**THE REQUEST**
Go through the lines below. Copy those with "Table".

◆ ◆ ◆ ◆

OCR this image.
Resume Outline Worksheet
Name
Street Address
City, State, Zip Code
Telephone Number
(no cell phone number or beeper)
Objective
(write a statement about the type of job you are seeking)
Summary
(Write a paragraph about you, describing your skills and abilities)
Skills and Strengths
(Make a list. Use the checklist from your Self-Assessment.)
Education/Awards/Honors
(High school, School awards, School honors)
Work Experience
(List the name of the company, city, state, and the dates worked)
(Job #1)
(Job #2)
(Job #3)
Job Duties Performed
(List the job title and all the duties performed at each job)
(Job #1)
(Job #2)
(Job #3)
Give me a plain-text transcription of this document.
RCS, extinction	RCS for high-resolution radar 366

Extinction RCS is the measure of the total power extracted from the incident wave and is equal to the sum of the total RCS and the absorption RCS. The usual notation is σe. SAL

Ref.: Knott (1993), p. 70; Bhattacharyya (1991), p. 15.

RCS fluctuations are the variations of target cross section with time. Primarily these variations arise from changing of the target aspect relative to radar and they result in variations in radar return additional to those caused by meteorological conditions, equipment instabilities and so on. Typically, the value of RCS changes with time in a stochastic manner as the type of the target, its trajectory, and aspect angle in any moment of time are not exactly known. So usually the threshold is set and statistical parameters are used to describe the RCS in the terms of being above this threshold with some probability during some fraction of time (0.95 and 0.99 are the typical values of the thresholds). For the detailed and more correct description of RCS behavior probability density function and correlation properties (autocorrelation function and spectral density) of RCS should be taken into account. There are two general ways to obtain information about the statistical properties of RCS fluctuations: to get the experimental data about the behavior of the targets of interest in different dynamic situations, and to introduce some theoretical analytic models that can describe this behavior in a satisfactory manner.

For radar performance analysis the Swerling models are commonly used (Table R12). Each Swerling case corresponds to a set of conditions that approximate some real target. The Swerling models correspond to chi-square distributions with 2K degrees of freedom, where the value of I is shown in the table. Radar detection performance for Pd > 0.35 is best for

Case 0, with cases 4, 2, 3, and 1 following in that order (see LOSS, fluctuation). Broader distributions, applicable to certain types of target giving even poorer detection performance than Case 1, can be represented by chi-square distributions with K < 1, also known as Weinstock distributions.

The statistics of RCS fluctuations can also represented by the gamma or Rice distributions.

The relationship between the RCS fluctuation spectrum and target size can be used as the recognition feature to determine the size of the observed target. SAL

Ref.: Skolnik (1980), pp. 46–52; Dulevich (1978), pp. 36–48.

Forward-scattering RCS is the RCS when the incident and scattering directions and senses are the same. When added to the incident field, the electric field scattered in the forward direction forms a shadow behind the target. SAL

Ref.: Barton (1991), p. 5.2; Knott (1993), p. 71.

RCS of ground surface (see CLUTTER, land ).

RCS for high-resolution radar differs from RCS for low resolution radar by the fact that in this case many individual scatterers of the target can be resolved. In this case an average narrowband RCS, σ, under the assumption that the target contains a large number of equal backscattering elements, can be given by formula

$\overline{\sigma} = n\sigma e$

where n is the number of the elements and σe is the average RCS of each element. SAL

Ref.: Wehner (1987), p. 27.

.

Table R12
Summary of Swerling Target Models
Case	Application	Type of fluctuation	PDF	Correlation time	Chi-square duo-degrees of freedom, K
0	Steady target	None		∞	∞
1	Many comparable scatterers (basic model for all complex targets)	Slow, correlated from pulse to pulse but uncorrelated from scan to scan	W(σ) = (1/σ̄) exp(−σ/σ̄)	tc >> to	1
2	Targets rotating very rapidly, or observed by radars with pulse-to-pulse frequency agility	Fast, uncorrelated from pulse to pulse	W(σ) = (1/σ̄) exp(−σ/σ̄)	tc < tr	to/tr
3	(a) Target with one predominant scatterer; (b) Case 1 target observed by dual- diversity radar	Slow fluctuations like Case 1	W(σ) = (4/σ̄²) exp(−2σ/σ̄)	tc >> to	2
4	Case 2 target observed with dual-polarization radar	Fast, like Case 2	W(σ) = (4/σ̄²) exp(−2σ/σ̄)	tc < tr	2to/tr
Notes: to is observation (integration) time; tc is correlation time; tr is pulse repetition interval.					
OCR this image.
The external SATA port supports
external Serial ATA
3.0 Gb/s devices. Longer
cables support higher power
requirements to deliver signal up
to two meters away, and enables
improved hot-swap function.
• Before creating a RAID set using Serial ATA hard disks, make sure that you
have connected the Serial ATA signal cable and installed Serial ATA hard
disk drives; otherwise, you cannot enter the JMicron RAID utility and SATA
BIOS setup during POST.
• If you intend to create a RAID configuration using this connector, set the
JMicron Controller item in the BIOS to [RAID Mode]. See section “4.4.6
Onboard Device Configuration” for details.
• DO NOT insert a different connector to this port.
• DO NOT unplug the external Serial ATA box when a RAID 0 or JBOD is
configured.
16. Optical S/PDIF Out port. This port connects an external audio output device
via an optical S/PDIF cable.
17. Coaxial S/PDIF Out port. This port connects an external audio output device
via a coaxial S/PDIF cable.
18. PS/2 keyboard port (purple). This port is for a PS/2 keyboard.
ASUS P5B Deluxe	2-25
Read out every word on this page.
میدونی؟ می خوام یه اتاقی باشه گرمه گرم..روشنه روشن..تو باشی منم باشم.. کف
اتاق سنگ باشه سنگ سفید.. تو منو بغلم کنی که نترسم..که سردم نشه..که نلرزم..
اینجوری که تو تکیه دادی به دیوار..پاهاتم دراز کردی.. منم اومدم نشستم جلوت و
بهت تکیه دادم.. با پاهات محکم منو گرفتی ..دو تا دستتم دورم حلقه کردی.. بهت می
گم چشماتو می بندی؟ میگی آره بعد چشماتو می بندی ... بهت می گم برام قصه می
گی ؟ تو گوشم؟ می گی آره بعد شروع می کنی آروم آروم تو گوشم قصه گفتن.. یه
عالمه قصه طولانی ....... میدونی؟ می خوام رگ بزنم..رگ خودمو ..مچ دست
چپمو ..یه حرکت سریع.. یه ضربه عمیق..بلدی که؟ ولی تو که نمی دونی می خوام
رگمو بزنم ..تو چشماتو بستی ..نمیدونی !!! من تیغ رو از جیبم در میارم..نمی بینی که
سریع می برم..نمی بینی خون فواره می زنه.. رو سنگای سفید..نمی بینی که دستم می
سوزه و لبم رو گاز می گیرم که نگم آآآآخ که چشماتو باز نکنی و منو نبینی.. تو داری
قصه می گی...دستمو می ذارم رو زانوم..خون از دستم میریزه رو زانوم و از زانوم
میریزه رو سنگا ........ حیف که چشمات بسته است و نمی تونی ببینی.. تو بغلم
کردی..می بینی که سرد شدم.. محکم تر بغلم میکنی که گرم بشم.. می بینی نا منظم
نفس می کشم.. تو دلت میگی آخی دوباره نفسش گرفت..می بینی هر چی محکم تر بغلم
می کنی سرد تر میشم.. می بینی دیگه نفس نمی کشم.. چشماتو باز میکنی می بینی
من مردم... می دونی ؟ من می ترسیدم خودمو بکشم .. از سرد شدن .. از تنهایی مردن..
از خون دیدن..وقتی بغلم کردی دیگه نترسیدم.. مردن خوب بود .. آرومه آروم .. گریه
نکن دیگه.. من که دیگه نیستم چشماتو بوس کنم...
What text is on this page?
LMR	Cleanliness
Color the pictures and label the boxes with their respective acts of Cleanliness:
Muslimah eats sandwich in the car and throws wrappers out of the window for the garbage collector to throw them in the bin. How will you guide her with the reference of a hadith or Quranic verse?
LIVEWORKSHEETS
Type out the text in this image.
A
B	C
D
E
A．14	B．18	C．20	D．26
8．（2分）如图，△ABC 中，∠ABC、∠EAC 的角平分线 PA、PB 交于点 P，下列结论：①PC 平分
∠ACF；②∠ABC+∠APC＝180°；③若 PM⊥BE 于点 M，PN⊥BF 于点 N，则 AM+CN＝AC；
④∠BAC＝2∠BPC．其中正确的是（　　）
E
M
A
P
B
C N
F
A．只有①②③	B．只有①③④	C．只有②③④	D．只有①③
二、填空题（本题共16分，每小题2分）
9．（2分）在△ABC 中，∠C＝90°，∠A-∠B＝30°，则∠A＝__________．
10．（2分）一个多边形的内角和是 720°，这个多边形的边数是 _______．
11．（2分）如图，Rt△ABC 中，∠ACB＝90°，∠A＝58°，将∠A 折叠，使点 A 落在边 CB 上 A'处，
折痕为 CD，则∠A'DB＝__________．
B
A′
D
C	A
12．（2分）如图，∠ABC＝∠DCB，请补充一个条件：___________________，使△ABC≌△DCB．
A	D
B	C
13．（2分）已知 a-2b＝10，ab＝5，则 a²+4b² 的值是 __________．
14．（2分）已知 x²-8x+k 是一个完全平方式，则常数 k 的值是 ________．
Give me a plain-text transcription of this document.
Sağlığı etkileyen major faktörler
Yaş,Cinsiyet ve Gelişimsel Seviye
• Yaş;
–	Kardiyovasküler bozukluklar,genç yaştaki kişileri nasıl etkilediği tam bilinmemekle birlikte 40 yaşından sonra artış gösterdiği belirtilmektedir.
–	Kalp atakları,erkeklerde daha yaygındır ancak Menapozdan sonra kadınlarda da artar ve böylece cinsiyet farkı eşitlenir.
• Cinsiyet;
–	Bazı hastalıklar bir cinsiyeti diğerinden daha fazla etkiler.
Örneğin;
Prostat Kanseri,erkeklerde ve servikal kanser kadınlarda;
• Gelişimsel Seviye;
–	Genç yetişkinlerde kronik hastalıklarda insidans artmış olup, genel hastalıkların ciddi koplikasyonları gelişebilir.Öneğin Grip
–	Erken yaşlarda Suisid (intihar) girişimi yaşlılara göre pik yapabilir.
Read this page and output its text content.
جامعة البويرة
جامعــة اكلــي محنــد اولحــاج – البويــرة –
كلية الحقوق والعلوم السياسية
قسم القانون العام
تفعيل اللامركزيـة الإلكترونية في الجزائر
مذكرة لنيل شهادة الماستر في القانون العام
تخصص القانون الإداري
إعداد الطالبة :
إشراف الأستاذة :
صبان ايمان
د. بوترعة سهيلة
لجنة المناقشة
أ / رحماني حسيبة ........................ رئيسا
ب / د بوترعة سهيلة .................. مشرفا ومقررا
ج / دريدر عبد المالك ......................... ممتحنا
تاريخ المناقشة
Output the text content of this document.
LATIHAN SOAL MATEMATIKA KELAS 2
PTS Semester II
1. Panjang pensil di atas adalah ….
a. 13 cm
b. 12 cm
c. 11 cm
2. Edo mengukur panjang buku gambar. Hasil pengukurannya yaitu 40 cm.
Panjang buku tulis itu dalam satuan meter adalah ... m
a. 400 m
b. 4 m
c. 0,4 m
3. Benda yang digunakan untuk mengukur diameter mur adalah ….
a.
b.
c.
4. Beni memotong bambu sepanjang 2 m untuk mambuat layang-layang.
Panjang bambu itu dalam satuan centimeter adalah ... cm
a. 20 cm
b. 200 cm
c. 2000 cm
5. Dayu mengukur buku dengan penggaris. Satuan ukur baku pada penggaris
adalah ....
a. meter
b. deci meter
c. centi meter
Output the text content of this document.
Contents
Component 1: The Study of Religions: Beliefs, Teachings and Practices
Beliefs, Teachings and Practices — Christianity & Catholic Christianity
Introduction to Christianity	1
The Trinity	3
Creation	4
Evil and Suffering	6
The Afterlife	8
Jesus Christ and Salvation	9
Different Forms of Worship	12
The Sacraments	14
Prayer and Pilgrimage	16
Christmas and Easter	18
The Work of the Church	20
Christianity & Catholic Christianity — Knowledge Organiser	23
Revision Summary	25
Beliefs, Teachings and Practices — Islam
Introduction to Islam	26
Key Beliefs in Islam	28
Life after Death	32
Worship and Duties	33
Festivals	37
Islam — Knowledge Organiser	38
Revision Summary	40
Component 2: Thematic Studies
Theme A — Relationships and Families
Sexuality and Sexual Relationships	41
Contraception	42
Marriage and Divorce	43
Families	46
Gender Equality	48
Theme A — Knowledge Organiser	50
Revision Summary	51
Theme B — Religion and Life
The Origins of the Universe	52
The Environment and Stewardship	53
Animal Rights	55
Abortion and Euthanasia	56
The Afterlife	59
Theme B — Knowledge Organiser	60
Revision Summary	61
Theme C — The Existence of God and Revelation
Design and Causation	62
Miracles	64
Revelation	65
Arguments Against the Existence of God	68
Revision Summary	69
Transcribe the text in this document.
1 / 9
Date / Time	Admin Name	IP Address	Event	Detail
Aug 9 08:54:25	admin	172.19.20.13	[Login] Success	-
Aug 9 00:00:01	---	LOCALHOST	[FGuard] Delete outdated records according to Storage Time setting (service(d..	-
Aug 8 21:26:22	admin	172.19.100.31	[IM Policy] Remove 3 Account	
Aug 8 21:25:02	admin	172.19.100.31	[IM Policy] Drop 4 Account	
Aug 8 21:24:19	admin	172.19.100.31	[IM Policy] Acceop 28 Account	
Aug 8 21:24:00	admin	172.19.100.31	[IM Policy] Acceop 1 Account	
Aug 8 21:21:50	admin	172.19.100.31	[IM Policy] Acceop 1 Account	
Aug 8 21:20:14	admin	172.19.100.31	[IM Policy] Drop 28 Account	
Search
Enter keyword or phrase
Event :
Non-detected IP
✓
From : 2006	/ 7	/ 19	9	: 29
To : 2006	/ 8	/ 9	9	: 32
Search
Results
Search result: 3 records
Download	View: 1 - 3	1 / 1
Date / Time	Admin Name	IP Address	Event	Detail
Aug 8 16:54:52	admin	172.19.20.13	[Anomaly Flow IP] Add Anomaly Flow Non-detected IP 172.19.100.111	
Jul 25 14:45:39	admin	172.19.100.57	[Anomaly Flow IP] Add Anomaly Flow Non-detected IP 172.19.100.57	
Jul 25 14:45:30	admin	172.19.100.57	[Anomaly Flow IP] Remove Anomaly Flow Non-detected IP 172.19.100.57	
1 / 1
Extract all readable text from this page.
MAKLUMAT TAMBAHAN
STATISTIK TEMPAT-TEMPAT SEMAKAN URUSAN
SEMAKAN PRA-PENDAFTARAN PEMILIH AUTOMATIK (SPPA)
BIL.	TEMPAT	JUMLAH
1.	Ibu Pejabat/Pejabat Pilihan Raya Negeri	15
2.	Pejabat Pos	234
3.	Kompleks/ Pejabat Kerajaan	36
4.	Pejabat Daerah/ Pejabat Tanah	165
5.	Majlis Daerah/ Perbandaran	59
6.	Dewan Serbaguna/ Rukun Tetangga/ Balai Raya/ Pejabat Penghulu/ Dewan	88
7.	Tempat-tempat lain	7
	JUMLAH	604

◆ ◆ ◆ ◆

**SOLUTION TO THE PROBLEM**
For radar performance analysis the Swerling models are commonly used (Table R12). Each Swerling case corresponds to a set of conditions that approximate some real target. The Swerling models correspond to chi-square distributions with 2K degrees of freedom, where the value of I is shown in the table. Radar detection performance for Pd > 0.35 is best for
Table R12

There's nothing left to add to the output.